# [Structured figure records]
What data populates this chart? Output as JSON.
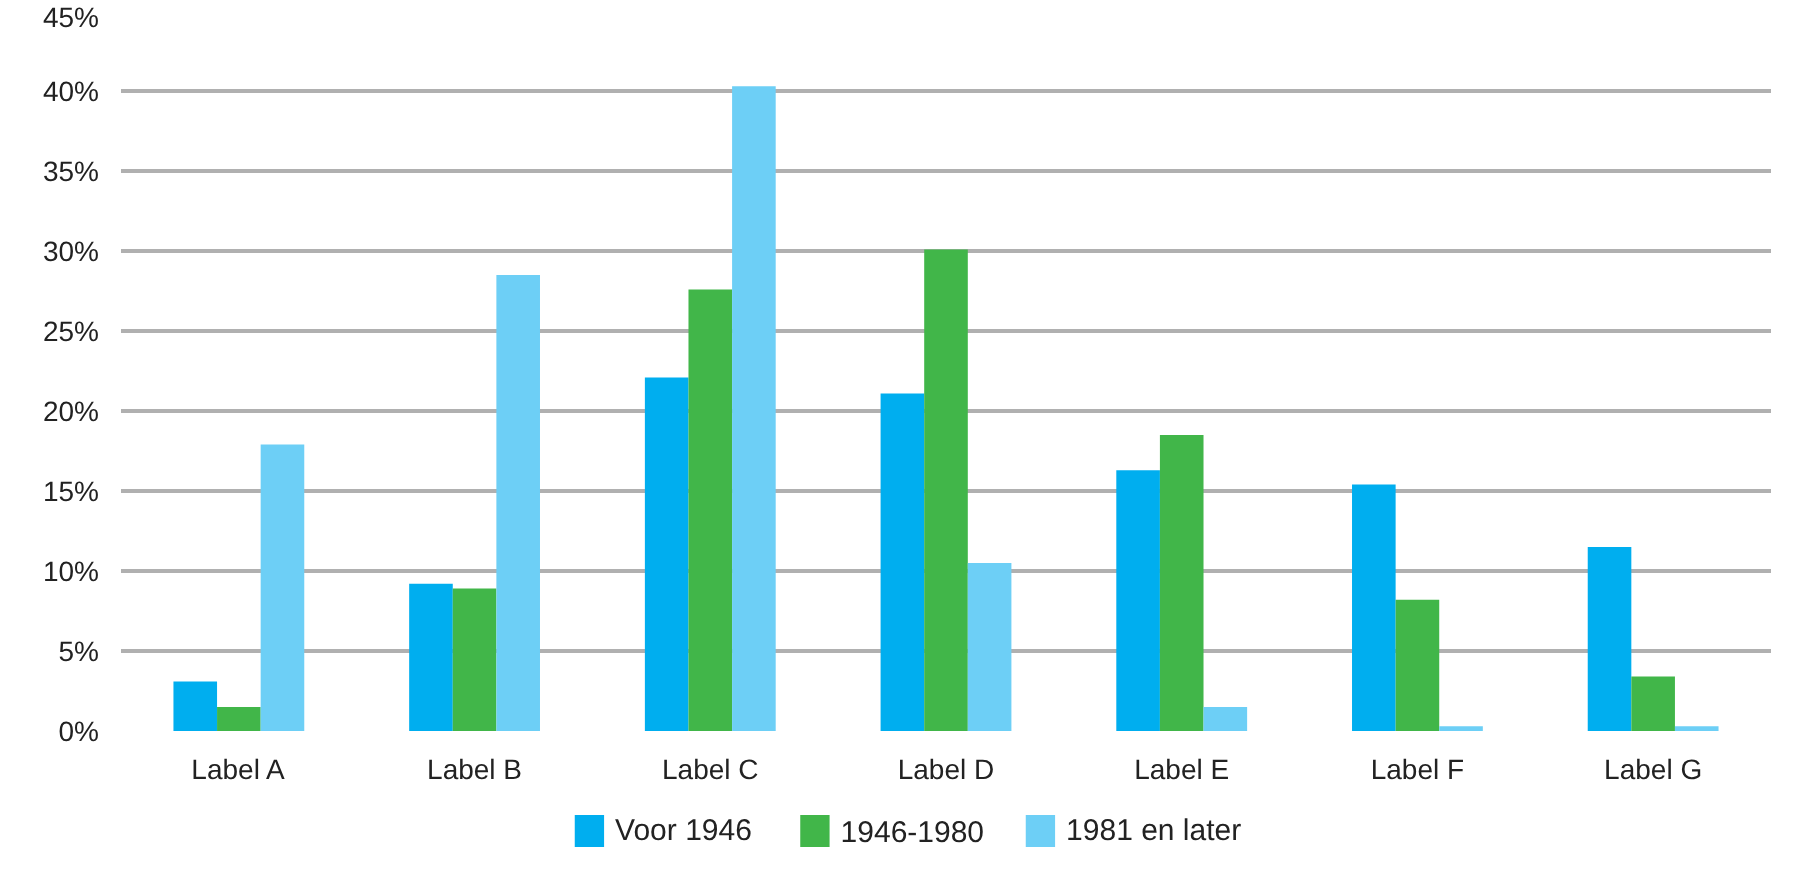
{
  "chart_data": {
    "type": "bar",
    "categories": [
      "Label A",
      "Label B",
      "Label C",
      "Label D",
      "Label E",
      "Label F",
      "Label G"
    ],
    "series": [
      {
        "name": "Voor 1946",
        "color": "#00aeef",
        "values": [
          3.1,
          9.2,
          22.1,
          21.1,
          16.3,
          15.4,
          11.5
        ]
      },
      {
        "name": "1946-1980",
        "color": "#41b649",
        "values": [
          1.5,
          8.9,
          27.6,
          30.1,
          18.5,
          8.2,
          3.4
        ]
      },
      {
        "name": "1981 en later",
        "color": "#6dcff6",
        "values": [
          17.9,
          28.5,
          40.3,
          10.5,
          1.5,
          0.3,
          0.3
        ]
      }
    ],
    "ylim": [
      0,
      45
    ],
    "yticks": [
      {
        "value": 0,
        "label": "0%"
      },
      {
        "value": 5,
        "label": "5%"
      },
      {
        "value": 10,
        "label": "10%"
      },
      {
        "value": 15,
        "label": "15%"
      },
      {
        "value": 20,
        "label": "20%"
      },
      {
        "value": 25,
        "label": "25%"
      },
      {
        "value": 30,
        "label": "30%"
      },
      {
        "value": 35,
        "label": "35%"
      },
      {
        "value": 40,
        "label": "40%"
      },
      {
        "value": 45,
        "label": "45%"
      }
    ],
    "grid": "y",
    "legend": "bottom"
  }
}
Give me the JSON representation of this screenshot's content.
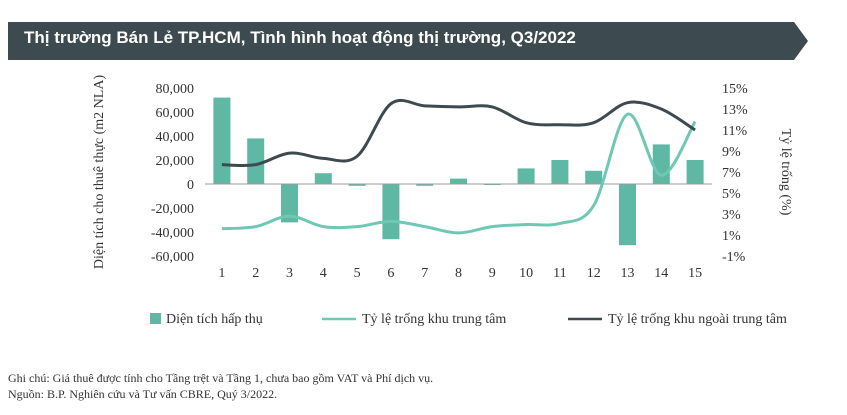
{
  "header": {
    "title": "Thị trường Bán Lẻ TP.HCM, Tình hình hoạt động thị trường, Q3/2022"
  },
  "chart_data": {
    "type": "bar",
    "categories": [
      "1",
      "2",
      "3",
      "4",
      "5",
      "6",
      "7",
      "8",
      "9",
      "10",
      "11",
      "12",
      "13",
      "14",
      "15"
    ],
    "ylabel_left": "Diện tích cho thuê thực (m2 NLA)",
    "ylabel_right": "Tỷ lệ trống (%)",
    "y_left_lim": [
      -60000,
      80000
    ],
    "y_left_ticks": [
      "80,000",
      "60,000",
      "40,000",
      "20,000",
      "0",
      "-20,000",
      "-40,000",
      "-60,000"
    ],
    "y_right_lim": [
      -1,
      15
    ],
    "y_right_ticks": [
      "15%",
      "13%",
      "11%",
      "9%",
      "7%",
      "5%",
      "3%",
      "1%",
      "-1%"
    ],
    "series": [
      {
        "name": "Diện tích hấp thụ",
        "kind": "bar",
        "axis": "left",
        "color": "#5fb8a4",
        "values": [
          72000,
          38000,
          -32000,
          9000,
          -1500,
          -46000,
          -1500,
          4500,
          -500,
          13000,
          20000,
          11000,
          -51000,
          33000,
          20000
        ]
      },
      {
        "name": "Tỷ lệ trống khu trung tâm",
        "kind": "line",
        "axis": "right",
        "color": "#6fc8b4",
        "values": [
          1.6,
          1.8,
          2.8,
          1.8,
          1.8,
          2.3,
          1.8,
          1.2,
          1.8,
          2.0,
          2.1,
          3.8,
          12.5,
          6.7,
          11.8
        ]
      },
      {
        "name": "Tỷ lệ trống khu ngoài trung tâm",
        "kind": "line",
        "axis": "right",
        "color": "#3e4a4f",
        "values": [
          7.7,
          7.7,
          8.8,
          8.3,
          8.5,
          13.5,
          13.3,
          13.2,
          13.2,
          11.7,
          11.5,
          11.7,
          13.6,
          13.0,
          11.0
        ]
      }
    ],
    "legend_position": "bottom",
    "grid": false
  },
  "notes": {
    "line1": "Ghi chú: Giá thuê được tính cho Tầng trệt và Tầng 1, chưa bao gồm VAT và Phí dịch vụ.",
    "line2": "Nguồn: B.P. Nghiên cứu và Tư vấn CBRE, Quý 3/2022."
  },
  "colors": {
    "banner": "#3d4a4f",
    "bar": "#5fb8a4",
    "line_center": "#6fc8b4",
    "line_outer": "#3e4a4f"
  }
}
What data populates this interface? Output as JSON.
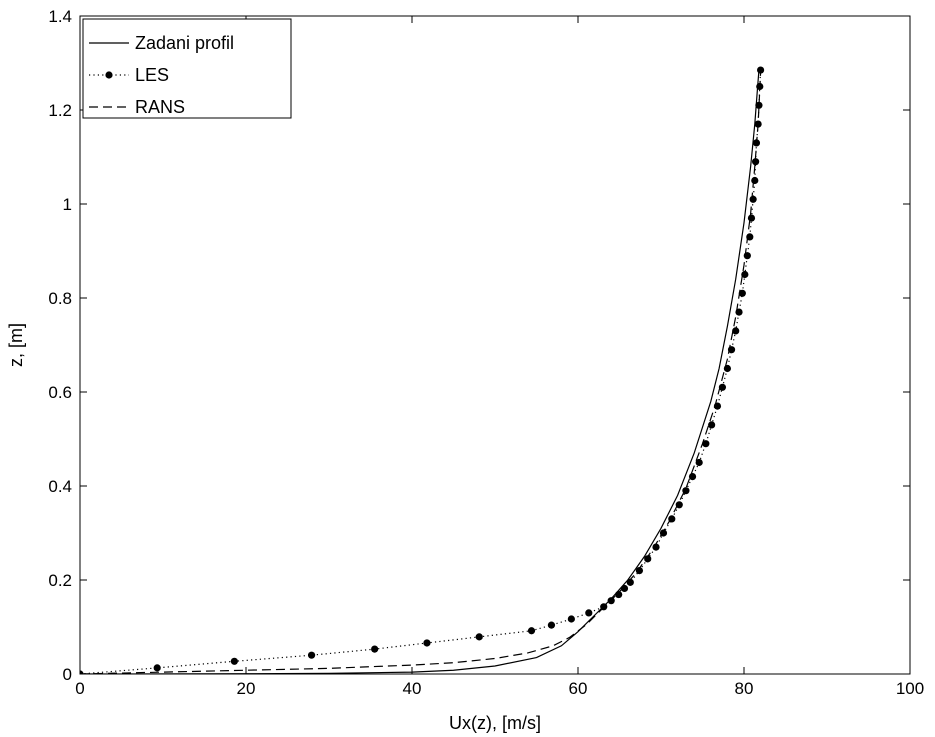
{
  "chart_data": {
    "type": "line",
    "title": "",
    "xlabel": "Ux(z), [m/s]",
    "ylabel": "z, [m]",
    "xlim": [
      0,
      100
    ],
    "ylim": [
      0,
      1.4
    ],
    "xticks": [
      0,
      20,
      40,
      60,
      80,
      100
    ],
    "yticks": [
      0,
      0.2,
      0.4,
      0.6,
      0.8,
      1,
      1.2,
      1.4
    ],
    "xtick_labels": [
      "0",
      "20",
      "40",
      "60",
      "80",
      "100"
    ],
    "ytick_labels": [
      "0",
      "0.2",
      "0.4",
      "0.6",
      "0.8",
      "1",
      "1.2",
      "1.4"
    ],
    "grid": false,
    "legend_position": "top-left",
    "series": [
      {
        "name": "Zadani profil",
        "style": "solid",
        "color": "#000000",
        "points": [
          [
            0,
            0.0
          ],
          [
            20,
            0.0005
          ],
          [
            30,
            0.0015
          ],
          [
            40,
            0.004
          ],
          [
            45,
            0.008
          ],
          [
            50,
            0.017
          ],
          [
            55,
            0.035
          ],
          [
            58,
            0.06
          ],
          [
            60,
            0.09
          ],
          [
            62,
            0.125
          ],
          [
            64,
            0.16
          ],
          [
            66,
            0.2
          ],
          [
            68,
            0.25
          ],
          [
            70,
            0.31
          ],
          [
            72,
            0.38
          ],
          [
            74,
            0.47
          ],
          [
            76,
            0.58
          ],
          [
            77,
            0.65
          ],
          [
            78,
            0.74
          ],
          [
            79,
            0.84
          ],
          [
            80,
            0.96
          ],
          [
            80.8,
            1.08
          ],
          [
            81.3,
            1.17
          ],
          [
            81.6,
            1.24
          ],
          [
            81.8,
            1.285
          ]
        ]
      },
      {
        "name": "LES",
        "style": "dotted-markers",
        "color": "#000000",
        "points": [
          [
            0,
            0.0
          ],
          [
            9.3,
            0.013
          ],
          [
            18.6,
            0.027
          ],
          [
            27.9,
            0.04
          ],
          [
            35.5,
            0.053
          ],
          [
            41.8,
            0.066
          ],
          [
            48.1,
            0.079
          ],
          [
            54.4,
            0.092
          ],
          [
            56.8,
            0.104
          ],
          [
            59.2,
            0.117
          ],
          [
            61.3,
            0.13
          ],
          [
            63.1,
            0.143
          ],
          [
            64.0,
            0.156
          ],
          [
            64.9,
            0.169
          ],
          [
            65.6,
            0.182
          ],
          [
            66.3,
            0.195
          ],
          [
            67.4,
            0.22
          ],
          [
            68.4,
            0.245
          ],
          [
            69.4,
            0.27
          ],
          [
            70.3,
            0.3
          ],
          [
            71.3,
            0.33
          ],
          [
            72.2,
            0.36
          ],
          [
            73.0,
            0.39
          ],
          [
            73.8,
            0.42
          ],
          [
            74.6,
            0.45
          ],
          [
            75.4,
            0.49
          ],
          [
            76.1,
            0.53
          ],
          [
            76.8,
            0.57
          ],
          [
            77.4,
            0.61
          ],
          [
            78.0,
            0.65
          ],
          [
            78.5,
            0.69
          ],
          [
            79.0,
            0.73
          ],
          [
            79.4,
            0.77
          ],
          [
            79.8,
            0.81
          ],
          [
            80.1,
            0.85
          ],
          [
            80.4,
            0.89
          ],
          [
            80.7,
            0.93
          ],
          [
            80.9,
            0.97
          ],
          [
            81.1,
            1.01
          ],
          [
            81.3,
            1.05
          ],
          [
            81.4,
            1.09
          ],
          [
            81.5,
            1.13
          ],
          [
            81.7,
            1.17
          ],
          [
            81.8,
            1.21
          ],
          [
            81.9,
            1.25
          ],
          [
            82.0,
            1.285
          ]
        ]
      },
      {
        "name": "RANS",
        "style": "dashed",
        "color": "#000000",
        "points": [
          [
            0,
            0.0
          ],
          [
            10,
            0.004
          ],
          [
            20,
            0.008
          ],
          [
            30,
            0.012
          ],
          [
            40,
            0.019
          ],
          [
            45,
            0.024
          ],
          [
            50,
            0.033
          ],
          [
            54,
            0.045
          ],
          [
            57,
            0.06
          ],
          [
            59,
            0.078
          ],
          [
            61,
            0.105
          ],
          [
            63,
            0.14
          ],
          [
            65,
            0.175
          ],
          [
            67,
            0.215
          ],
          [
            69,
            0.265
          ],
          [
            71,
            0.325
          ],
          [
            73,
            0.395
          ],
          [
            75,
            0.49
          ],
          [
            76.5,
            0.57
          ],
          [
            78,
            0.67
          ],
          [
            79,
            0.76
          ],
          [
            80,
            0.87
          ],
          [
            80.8,
            0.98
          ],
          [
            81.3,
            1.08
          ],
          [
            81.7,
            1.17
          ],
          [
            82,
            1.28
          ]
        ]
      }
    ]
  }
}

# [Your task]
Identify each line in the entries with the word "What" and copy it.

# [The response]
What data populates this chart? Output as JSON.
What data populates this interface? Output as JSON.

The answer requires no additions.